* **Görev**: Yunuslar ve Mevlânâlar üzerine olan metne göre, bugün dünyanın dört bucağında uygulanan psikiyatrik tedavi ilk olarak hangi eserde görülmüştür?

====== Kaynak

Yunuslar, Mevlânâlar ve onların yolunda yürüyen büyük veli­ler, dünya işlerine, maddeye dalan insanları uyandırarak, onları kendi iç varlıklarına döndürerek, ebedî güzellikleri, solmayan rengi, pörsümeyen yeniyi kendi iç dünyalarında bulmalarına yar­dımcı oldular, yol gösterdiler, ışık tuttular. İnsanoğlu, kendi ken­dini, varoluş nedenini, neden dünyaya gönderildiğini unutunca, dünyaya, maddeye, ihtirasa dalınca, haliyle bir süre sonra iste­se de istemese de, kendinden, aslından, özünden uzaklaşıyor, kirleniyor, basitleşiyor, kötü ve âdi oluyor. İşte Yunuslar, Mevlâ­nâlar ve onların yolunda gidenler, insanları kendi varlıkları ve kâinat sırları üzerinde düşünmeye sevkettiler. Neden varım, va­roluşumdaki hikmet nedir, hayat nedir, insan nedir, insanın özü ve aslı nedir? Nasıl bir hayat yaşamalıyım ki, sonunda pişman olmayayım, soruları en güzel cevaplarını, bu gülyüzlülerin, bu güzeller güzeli insanların eserlerinde ve yaşantılarında buldular. Onlar insanoğlunun günlük işlere dalınca, kolayca unutuverdiği ebedî hakikatleri hatırlattılar, gündemde tuttular. Bunun temeli, insanın kendine dönüşü, kendinde kendini buluşu oluyordu. Allah’a, Resûlüne aşkla, inançla bağlanmak; yalansız, riyasız, şüphesiz, arı, duru bir gönülle onları sevmek Mevlânâ’yı öyle yüceltmişti ki, Galile’den 4 asır önce dünyanın yuvarlak olduğu­nu ve zıt kuvvetler arasında fezada döndüğünü, mikrop denilen canlı varlıkları mikroskopla değil, gözüyle gördüğünü, bugün dünyanın dört bucağında uygulanmakta olan psikiatrik tedavinin önce onun eseri Mesnevî’de görüldüğünü, Mevlânâ’ya karşı kal­binde, kafasında şüpheler taşıyanlara hatırlatmak isterim.

============
====== Kayıt listesi

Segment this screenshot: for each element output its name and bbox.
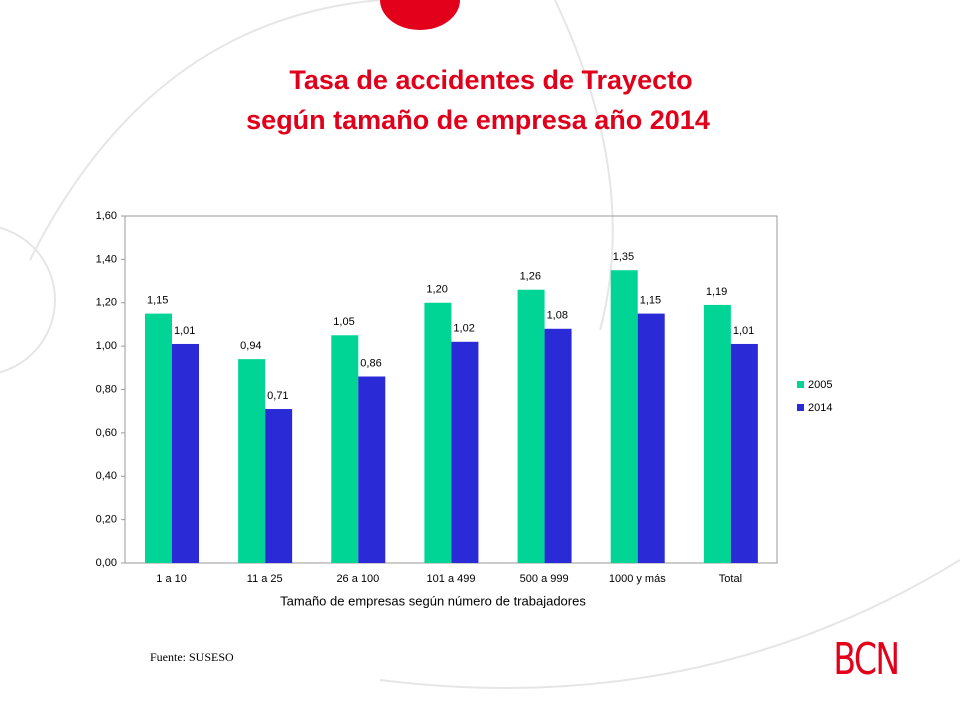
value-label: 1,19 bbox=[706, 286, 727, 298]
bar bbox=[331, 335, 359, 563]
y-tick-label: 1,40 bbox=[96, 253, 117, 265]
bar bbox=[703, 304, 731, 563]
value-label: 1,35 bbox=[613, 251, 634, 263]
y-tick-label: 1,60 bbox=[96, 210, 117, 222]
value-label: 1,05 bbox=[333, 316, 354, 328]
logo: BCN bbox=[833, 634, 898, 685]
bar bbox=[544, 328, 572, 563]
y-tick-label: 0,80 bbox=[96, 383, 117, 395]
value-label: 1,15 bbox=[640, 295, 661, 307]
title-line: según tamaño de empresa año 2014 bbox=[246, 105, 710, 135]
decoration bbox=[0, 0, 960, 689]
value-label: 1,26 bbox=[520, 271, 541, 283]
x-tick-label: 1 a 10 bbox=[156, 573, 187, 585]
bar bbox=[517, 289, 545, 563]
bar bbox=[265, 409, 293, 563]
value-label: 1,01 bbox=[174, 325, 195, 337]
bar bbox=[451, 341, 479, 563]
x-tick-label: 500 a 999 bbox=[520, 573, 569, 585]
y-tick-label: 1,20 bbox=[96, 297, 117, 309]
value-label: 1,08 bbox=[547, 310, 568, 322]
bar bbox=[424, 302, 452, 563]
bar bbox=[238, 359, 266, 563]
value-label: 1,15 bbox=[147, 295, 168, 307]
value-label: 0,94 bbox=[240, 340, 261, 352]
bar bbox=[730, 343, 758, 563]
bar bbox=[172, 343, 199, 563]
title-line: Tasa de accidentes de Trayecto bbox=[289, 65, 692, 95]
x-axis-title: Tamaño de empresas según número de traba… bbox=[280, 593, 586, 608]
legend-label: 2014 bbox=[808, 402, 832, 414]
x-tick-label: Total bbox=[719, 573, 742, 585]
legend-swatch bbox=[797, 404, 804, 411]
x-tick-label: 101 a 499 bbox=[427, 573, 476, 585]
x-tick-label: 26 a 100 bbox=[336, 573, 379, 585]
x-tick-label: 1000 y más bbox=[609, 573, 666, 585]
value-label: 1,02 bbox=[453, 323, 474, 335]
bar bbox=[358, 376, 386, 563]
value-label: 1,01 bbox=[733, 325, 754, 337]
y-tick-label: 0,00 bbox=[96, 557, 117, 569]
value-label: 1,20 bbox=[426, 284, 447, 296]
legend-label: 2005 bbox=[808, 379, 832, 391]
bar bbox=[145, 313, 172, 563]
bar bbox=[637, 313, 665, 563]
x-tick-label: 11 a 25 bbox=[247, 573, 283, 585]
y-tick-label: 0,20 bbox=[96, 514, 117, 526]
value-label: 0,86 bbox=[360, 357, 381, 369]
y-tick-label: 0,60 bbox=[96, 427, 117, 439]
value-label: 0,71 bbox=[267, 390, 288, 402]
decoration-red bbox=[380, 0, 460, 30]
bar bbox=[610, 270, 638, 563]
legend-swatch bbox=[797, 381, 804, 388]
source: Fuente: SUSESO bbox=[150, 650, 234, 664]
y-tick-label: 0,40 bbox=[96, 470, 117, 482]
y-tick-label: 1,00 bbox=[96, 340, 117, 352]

============
====== Kayıt listesi

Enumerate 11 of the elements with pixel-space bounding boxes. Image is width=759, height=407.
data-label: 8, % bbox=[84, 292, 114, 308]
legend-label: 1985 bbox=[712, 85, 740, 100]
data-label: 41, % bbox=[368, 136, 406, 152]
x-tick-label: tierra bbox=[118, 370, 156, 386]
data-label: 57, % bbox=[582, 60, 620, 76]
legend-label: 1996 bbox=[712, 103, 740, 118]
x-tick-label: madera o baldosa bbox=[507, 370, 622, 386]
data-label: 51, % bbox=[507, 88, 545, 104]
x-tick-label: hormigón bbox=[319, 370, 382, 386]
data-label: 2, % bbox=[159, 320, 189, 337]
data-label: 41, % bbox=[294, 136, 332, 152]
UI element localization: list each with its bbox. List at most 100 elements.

============

* **Çözülmüş alıştırma**: Mevlânâ'nın Mesnevî adlı eserinde.